--- Start Data excerpts ---

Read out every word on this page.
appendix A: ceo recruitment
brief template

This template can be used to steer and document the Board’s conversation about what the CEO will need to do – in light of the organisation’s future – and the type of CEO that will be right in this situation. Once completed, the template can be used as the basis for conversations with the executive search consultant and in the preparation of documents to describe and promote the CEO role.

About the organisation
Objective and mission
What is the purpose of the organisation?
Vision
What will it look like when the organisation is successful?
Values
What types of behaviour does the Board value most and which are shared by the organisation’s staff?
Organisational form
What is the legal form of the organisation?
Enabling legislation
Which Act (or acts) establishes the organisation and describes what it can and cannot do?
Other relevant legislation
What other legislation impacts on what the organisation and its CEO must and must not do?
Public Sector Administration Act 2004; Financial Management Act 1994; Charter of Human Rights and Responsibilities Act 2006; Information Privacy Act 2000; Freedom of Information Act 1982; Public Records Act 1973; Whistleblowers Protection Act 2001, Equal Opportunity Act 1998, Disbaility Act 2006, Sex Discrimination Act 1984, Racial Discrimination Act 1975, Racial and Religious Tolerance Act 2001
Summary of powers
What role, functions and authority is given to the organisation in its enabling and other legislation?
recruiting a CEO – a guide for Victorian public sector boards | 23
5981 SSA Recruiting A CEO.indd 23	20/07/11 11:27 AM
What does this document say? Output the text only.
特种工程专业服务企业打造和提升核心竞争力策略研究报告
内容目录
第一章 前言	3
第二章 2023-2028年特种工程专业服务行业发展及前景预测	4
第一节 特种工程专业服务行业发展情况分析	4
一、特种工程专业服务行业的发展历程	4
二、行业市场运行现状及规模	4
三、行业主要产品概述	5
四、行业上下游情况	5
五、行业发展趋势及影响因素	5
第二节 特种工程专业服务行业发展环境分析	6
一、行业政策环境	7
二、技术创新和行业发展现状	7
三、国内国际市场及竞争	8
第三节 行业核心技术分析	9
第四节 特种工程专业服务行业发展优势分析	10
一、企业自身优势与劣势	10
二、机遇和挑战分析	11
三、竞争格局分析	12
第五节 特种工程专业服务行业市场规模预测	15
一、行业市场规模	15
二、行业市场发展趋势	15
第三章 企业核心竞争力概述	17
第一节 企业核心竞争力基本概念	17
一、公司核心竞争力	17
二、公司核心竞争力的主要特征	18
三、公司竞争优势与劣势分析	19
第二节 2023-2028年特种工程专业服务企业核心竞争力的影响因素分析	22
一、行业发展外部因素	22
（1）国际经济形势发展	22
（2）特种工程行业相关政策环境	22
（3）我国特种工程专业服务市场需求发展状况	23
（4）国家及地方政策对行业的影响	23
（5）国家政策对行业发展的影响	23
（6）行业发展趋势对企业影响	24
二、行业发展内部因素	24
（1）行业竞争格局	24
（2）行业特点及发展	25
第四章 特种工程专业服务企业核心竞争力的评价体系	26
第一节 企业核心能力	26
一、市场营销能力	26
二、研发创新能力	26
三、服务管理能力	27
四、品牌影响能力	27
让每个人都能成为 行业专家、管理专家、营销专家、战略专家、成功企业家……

--- End Data excerpts ---

- Direction: Read through the entries and copy every line that includes "this".

- Answer to the problem:
Read out every word on this page.
This template can be used to steer and document the Board’s conversation about what the CEO will need to do – in light of the organisation’s future – and the type of CEO that will be right in this situation. Once completed, the template can be used as the basis for conversations with the executive search consultant and in the preparation of documents to describe and promote the CEO role.
What does this document say? Output the text only.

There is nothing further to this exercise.